● **What you need to do**: Format every line of the listing below as a numbered list, leaving out any blank lines.

——————————

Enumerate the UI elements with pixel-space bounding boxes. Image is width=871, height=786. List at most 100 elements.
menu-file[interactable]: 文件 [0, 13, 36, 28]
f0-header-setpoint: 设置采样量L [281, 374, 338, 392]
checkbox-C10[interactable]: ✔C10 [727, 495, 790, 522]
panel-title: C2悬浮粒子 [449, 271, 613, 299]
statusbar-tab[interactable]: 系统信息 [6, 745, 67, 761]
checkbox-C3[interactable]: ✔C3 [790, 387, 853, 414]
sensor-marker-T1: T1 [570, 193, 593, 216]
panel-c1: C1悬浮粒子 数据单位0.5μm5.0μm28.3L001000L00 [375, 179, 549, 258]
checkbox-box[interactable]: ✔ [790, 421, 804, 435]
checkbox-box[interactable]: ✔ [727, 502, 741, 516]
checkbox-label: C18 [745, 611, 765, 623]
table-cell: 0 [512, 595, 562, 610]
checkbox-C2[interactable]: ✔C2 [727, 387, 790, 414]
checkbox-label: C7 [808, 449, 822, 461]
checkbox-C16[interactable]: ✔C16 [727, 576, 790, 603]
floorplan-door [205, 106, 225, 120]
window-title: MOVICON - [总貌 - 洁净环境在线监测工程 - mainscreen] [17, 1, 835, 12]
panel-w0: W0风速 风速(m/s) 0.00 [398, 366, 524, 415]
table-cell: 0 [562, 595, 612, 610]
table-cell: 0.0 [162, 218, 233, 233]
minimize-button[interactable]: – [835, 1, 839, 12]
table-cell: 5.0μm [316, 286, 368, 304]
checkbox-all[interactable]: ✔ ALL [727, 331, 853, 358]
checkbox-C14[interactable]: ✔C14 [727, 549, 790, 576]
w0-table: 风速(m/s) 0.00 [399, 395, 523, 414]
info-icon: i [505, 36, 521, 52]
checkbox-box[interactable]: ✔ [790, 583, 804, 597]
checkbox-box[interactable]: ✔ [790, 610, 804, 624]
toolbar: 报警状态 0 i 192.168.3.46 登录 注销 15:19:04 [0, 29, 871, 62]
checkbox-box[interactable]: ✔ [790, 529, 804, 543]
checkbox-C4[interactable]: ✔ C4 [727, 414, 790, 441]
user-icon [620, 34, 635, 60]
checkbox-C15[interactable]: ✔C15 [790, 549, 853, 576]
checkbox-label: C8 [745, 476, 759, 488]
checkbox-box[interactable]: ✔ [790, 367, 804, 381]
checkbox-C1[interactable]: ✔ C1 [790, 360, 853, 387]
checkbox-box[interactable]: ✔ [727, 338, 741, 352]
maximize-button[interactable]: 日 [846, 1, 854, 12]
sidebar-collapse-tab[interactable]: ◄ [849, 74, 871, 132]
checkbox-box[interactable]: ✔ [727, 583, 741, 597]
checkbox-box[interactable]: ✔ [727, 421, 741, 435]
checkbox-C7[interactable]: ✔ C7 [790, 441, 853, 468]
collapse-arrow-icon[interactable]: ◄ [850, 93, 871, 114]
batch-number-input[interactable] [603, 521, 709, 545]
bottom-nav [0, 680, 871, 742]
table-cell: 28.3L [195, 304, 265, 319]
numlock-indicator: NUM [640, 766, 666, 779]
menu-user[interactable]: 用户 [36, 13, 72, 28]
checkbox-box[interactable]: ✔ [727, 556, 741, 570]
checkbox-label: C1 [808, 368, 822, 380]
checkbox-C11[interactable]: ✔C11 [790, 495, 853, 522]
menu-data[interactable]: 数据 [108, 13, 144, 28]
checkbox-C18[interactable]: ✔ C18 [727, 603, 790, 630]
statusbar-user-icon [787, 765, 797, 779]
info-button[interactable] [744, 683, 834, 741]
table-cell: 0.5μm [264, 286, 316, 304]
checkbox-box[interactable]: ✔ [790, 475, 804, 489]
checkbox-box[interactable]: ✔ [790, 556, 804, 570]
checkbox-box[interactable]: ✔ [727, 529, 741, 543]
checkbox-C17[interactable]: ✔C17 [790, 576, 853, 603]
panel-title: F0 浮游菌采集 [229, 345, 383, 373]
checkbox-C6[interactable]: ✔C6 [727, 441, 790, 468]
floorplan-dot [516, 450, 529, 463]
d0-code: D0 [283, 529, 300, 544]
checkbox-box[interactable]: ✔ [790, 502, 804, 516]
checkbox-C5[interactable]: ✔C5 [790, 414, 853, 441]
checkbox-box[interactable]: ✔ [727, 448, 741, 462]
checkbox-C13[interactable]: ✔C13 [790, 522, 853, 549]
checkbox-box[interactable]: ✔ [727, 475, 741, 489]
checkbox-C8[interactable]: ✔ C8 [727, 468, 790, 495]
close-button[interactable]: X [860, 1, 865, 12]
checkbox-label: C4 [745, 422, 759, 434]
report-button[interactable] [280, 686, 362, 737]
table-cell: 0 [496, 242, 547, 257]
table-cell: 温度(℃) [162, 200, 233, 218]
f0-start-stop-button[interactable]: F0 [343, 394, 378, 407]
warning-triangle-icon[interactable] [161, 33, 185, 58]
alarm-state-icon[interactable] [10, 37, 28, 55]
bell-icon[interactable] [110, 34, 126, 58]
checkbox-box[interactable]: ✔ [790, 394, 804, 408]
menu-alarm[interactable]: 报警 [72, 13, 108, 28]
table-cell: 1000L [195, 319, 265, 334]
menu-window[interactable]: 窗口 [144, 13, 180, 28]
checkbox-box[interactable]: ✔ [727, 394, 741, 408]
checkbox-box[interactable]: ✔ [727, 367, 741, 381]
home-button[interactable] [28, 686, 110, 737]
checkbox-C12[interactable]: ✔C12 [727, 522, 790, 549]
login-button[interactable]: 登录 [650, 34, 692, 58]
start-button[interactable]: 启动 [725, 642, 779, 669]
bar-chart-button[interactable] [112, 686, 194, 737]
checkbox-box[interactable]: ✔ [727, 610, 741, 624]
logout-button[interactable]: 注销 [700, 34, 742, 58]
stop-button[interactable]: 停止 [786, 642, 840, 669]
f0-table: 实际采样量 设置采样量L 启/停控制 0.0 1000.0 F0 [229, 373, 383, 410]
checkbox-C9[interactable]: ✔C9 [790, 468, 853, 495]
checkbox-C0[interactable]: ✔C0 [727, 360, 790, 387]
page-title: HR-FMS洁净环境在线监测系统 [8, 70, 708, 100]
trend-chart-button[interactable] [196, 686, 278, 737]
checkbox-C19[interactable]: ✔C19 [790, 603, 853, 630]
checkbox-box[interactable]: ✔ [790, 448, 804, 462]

——————————

● **Full solution**:
1. Enumerate the UI elements with pixel-space bounding boxes. Image is width=871, height=786. List at most 100 elements.
2. menu-file[interactable]: 文件 [0, 13, 36, 28]
3. f0-header-setpoint: 设置采样量L [281, 374, 338, 392]
4. checkbox-C10[interactable]: ✔C10 [727, 495, 790, 522]
5. panel-title: C2悬浮粒子 [449, 271, 613, 299]
6. statusbar-tab[interactable]: 系统信息 [6, 745, 67, 761]
7. checkbox-C3[interactable]: ✔C3 [790, 387, 853, 414]
8. sensor-marker-T1: T1 [570, 193, 593, 216]
9. panel-c1: C1悬浮粒子 数据单位0.5μm5.0μm28.3L001000L00 [375, 179, 549, 258]
10. checkbox-box[interactable]: ✔ [790, 421, 804, 435]
11. checkbox-box[interactable]: ✔ [727, 502, 741, 516]
12. checkbox-label: C18 [745, 611, 765, 623]
13. table-cell: 0 [512, 595, 562, 610]
14. checkbox-C2[interactable]: ✔C2 [727, 387, 790, 414]
15. checkbox-label: C7 [808, 449, 822, 461]
16. checkbox-C16[interactable]: ✔C16 [727, 576, 790, 603]
17. floorplan-door [205, 106, 225, 120]
18. window-title: MOVICON - [总貌 - 洁净环境在线监测工程 - mainscreen] [17, 1, 835, 12]
19. panel-w0: W0风速 风速(m/s) 0.00 [398, 366, 524, 415]
20. table-cell: 0 [562, 595, 612, 610]
21. table-cell: 0.0 [162, 218, 233, 233]
22. minimize-button[interactable]: – [835, 1, 839, 12]
23. table-cell: 5.0μm [316, 286, 368, 304]
24. checkbox-all[interactable]: ✔ ALL [727, 331, 853, 358]
25. checkbox-C14[interactable]: ✔C14 [727, 549, 790, 576]
26. w0-table: 风速(m/s) 0.00 [399, 395, 523, 414]
27. info-icon: i [505, 36, 521, 52]
28. checkbox-box[interactable]: ✔ [790, 583, 804, 597]
29. checkbox-box[interactable]: ✔ [790, 610, 804, 624]
30. toolbar: 报警状态 0 i 192.168.3.46 登录 注销 15:19:04 [0, 29, 871, 62]
31. checkbox-box[interactable]: ✔ [790, 529, 804, 543]
32. checkbox-C4[interactable]: ✔ C4 [727, 414, 790, 441]
33. user-icon [620, 34, 635, 60]
34. checkbox-C15[interactable]: ✔C15 [790, 549, 853, 576]
35. checkbox-label: C8 [745, 476, 759, 488]
36. checkbox-box[interactable]: ✔ [790, 367, 804, 381]
37. checkbox-C1[interactable]: ✔ C1 [790, 360, 853, 387]
38. checkbox-box[interactable]: ✔ [727, 338, 741, 352]
39. maximize-button[interactable]: 日 [846, 1, 854, 12]
40. sidebar-collapse-tab[interactable]: ◄ [849, 74, 871, 132]
41. checkbox-box[interactable]: ✔ [727, 583, 741, 597]
42. checkbox-box[interactable]: ✔ [727, 421, 741, 435]
43. checkbox-C7[interactable]: ✔ C7 [790, 441, 853, 468]
44. collapse-arrow-icon[interactable]: ◄ [850, 93, 871, 114]
45. batch-number-input[interactable] [603, 521, 709, 545]
46. bottom-nav [0, 680, 871, 742]
47. table-cell: 28.3L [195, 304, 265, 319]
48. numlock-indicator: NUM [640, 766, 666, 779]
49. menu-user[interactable]: 用户 [36, 13, 72, 28]
50. checkbox-box[interactable]: ✔ [727, 556, 741, 570]
51. checkbox-label: C1 [808, 368, 822, 380]
52. checkbox-C11[interactable]: ✔C11 [790, 495, 853, 522]
53. menu-data[interactable]: 数据 [108, 13, 144, 28]
54. checkbox-C18[interactable]: ✔ C18 [727, 603, 790, 630]
55. statusbar-user-icon [787, 765, 797, 779]
56. info-button[interactable] [744, 683, 834, 741]
57. table-cell: 0.5μm [264, 286, 316, 304]
58. checkbox-box[interactable]: ✔ [790, 475, 804, 489]
59. checkbox-box[interactable]: ✔ [790, 556, 804, 570]
60. checkbox-box[interactable]: ✔ [727, 529, 741, 543]
61. checkbox-C17[interactable]: ✔C17 [790, 576, 853, 603]
62. panel-title: F0 浮游菌采集 [229, 345, 383, 373]
63. checkbox-C6[interactable]: ✔C6 [727, 441, 790, 468]
64. floorplan-dot [516, 450, 529, 463]
65. d0-code: D0 [283, 529, 300, 544]
66. checkbox-box[interactable]: ✔ [790, 502, 804, 516]
67. checkbox-C5[interactable]: ✔C5 [790, 414, 853, 441]
68. checkbox-box[interactable]: ✔ [727, 448, 741, 462]
69. checkbox-C13[interactable]: ✔C13 [790, 522, 853, 549]
70. checkbox-box[interactable]: ✔ [727, 475, 741, 489]
71. checkbox-C8[interactable]: ✔ C8 [727, 468, 790, 495]
72. close-button[interactable]: X [860, 1, 865, 12]
73. checkbox-label: C4 [745, 422, 759, 434]
74. report-button[interactable] [280, 686, 362, 737]
75. table-cell: 0 [496, 242, 547, 257]
76. table-cell: 温度(℃) [162, 200, 233, 218]
77. f0-start-stop-button[interactable]: F0 [343, 394, 378, 407]
78. warning-triangle-icon[interactable] [161, 33, 185, 58]
79. alarm-state-icon[interactable] [10, 37, 28, 55]
80. bell-icon[interactable] [110, 34, 126, 58]
81. checkbox-box[interactable]: ✔ [790, 394, 804, 408]
82. menu-alarm[interactable]: 报警 [72, 13, 108, 28]
83. table-cell: 1000L [195, 319, 265, 334]
84. menu-window[interactable]: 窗口 [144, 13, 180, 28]
85. checkbox-box[interactable]: ✔ [727, 394, 741, 408]
86. checkbox-box[interactable]: ✔ [727, 367, 741, 381]
87. home-button[interactable] [28, 686, 110, 737]
88. checkbox-C12[interactable]: ✔C12 [727, 522, 790, 549]
89. login-button[interactable]: 登录 [650, 34, 692, 58]
90. start-button[interactable]: 启动 [725, 642, 779, 669]
91. bar-chart-button[interactable] [112, 686, 194, 737]
92. checkbox-box[interactable]: ✔ [727, 610, 741, 624]
93. logout-button[interactable]: 注销 [700, 34, 742, 58]
94. stop-button[interactable]: 停止 [786, 642, 840, 669]
95. f0-table: 实际采样量 设置采样量L 启/停控制 0.0 1000.0 F0 [229, 373, 383, 410]
96. checkbox-C9[interactable]: ✔C9 [790, 468, 853, 495]
97. checkbox-C0[interactable]: ✔C0 [727, 360, 790, 387]
98. page-title: HR-FMS洁净环境在线监测系统 [8, 70, 708, 100]
99. trend-chart-button[interactable] [196, 686, 278, 737]
100. checkbox-C19[interactable]: ✔C19 [790, 603, 853, 630]
101. checkbox-box[interactable]: ✔ [790, 448, 804, 462]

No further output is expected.